• [Ejercicio propuesto] Reproduce sin cambios el pasaje del texto sobre la dolarización en Argentina que va de "Mientras el dólar" a "el interés general.".

Argentina y la dolarización

Mientras el dólar sigue en una suba sostenida en Argentina, y paralelamente la inflación ya supera el cien por ciento anualizada, encima en el vecino país asoma raudamente la distorsión que significa la proximidad de las elecciones, en un país donde las cosas se ponen en blanco y negro y se adoptan medidas y se pasan facturas en las que la constante, por lo que se ve, es contemplar intereses personales, sectoriales y partidarios, perdiendo de vista el interés general.

Lamentablemente, se van sucediendo los gobiernos entre denuncias de corrupción –los gobiernos kirchneristas se llevan por lejos el “galardón” en esta materia–, y la constante es que el presidente que asume le atribuye las causas de su fracaso a los problemas que heredó del anterior y así sucesivamente. Mientras, el país sigue hundiéndose en su economía delirante, con espiral inflacionaria, aumento de los índices de pobreza, políticas proteccionistas y el descrédito de la dirigencia política, en una encerrona que no causa envidia a nadie.

Entre las propuestas que han aparecido como un intento real de contener la inflación, figura la “dolarización” de la economía, un término que se presta a interpretaciones, en la búsqueda de generar cierta confianza y estabilidad para los operadores de la economía, y de esta forma partir de una base más o menos firme para rectificar rumbos, en un ambiente convulsionado y donde la inflación se retroalimenta cuando se procura comprar hoy antes de que mañana el precio sea más caro, con los mismos ingresos, y consecuentemente lo que se hace es agregar más nafta al fuego.

Los datos de IPC de este primer trimestre de 2023 muestran que Argentina ya ha superado la inflación del 100% para los últimos doce meses, y ha crecido entre los economistas la percepción de que la situación no es capaz de absorber medidas gradualistas, ante estas expectativas negativas, y que hay que dar un golpe de timón contundente para tratar de evitar el camino hacia el despeñadero.

La convertibilidad de 1991 a 2001 le dio a la Argentina los 10 últimos años de cierta estabilidad monetaria, pero siempre sobre bases endebles y desperdiciando la generación de una economía que debería ser floreciente, ante los enormes recursos naturales de la Argentina.

• [Datos proporcionados]
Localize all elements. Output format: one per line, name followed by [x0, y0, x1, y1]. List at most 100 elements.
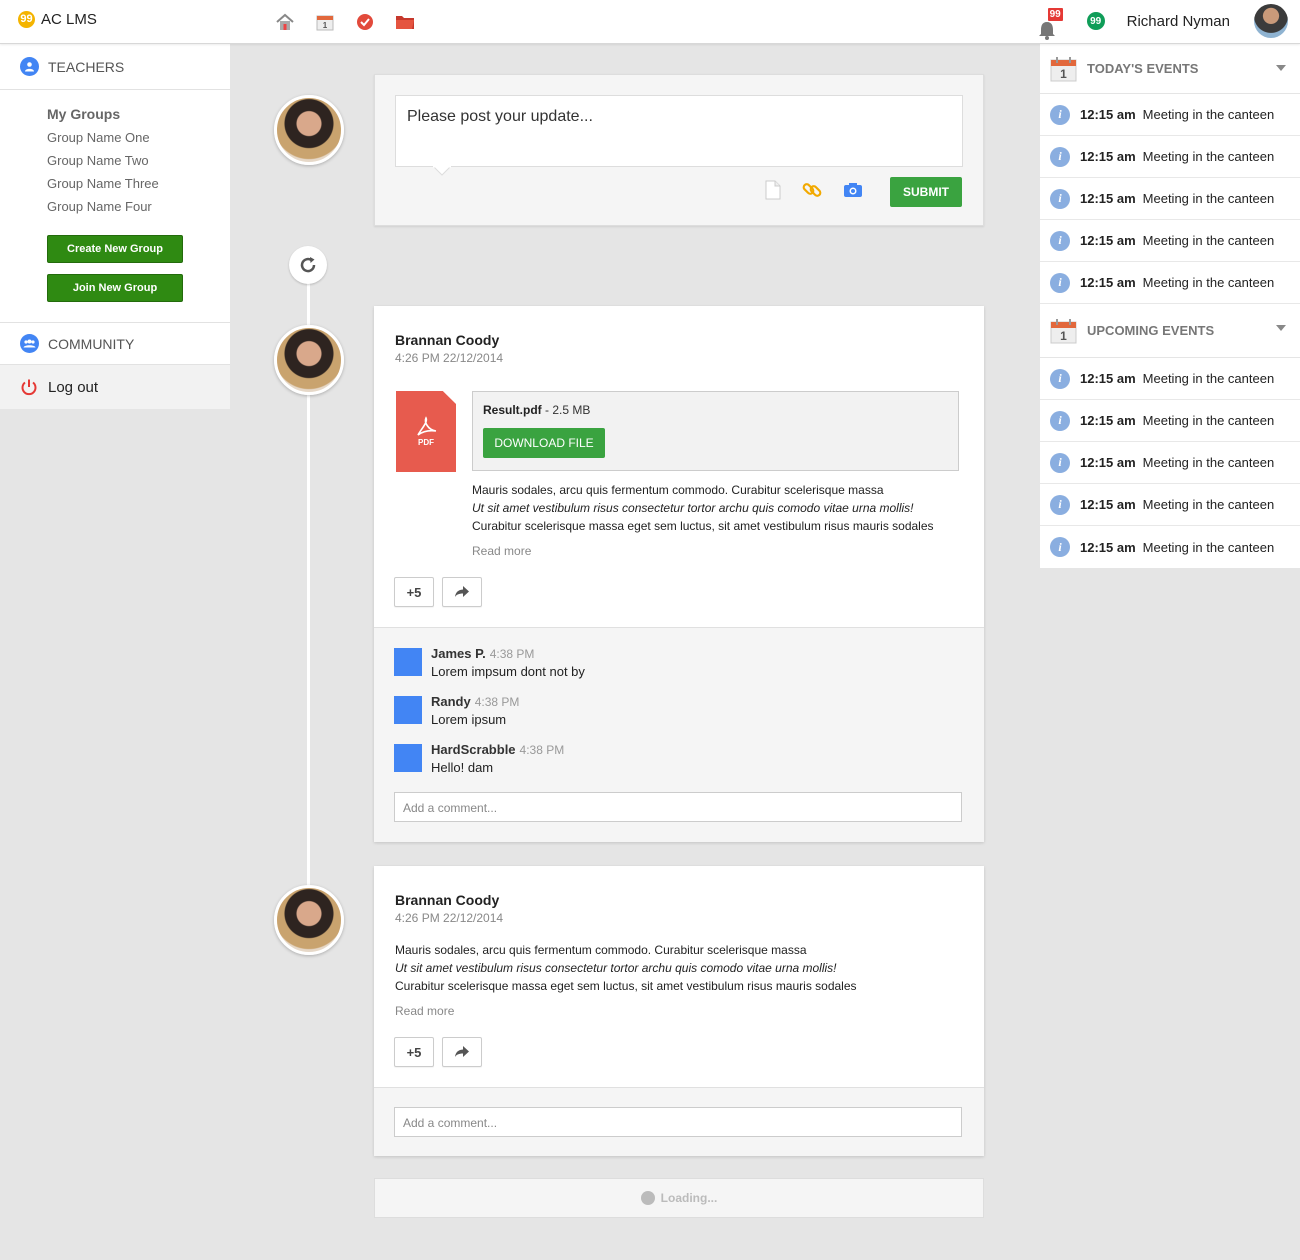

• [Resultado]
Mientras el dólar sigue en una suba sostenida en Argentina, y paralelamente la inflación ya supera el cien por ciento anualizada, encima en el vecino país asoma raudamente la distorsión que significa la proximidad de las elecciones, en un país donde las cosas se ponen en blanco y negro y se adoptan medidas y se pasan facturas en las que la constante, por lo que se ve, es contemplar intereses personales, sectoriales y partidarios, perdiendo de vista el interés general.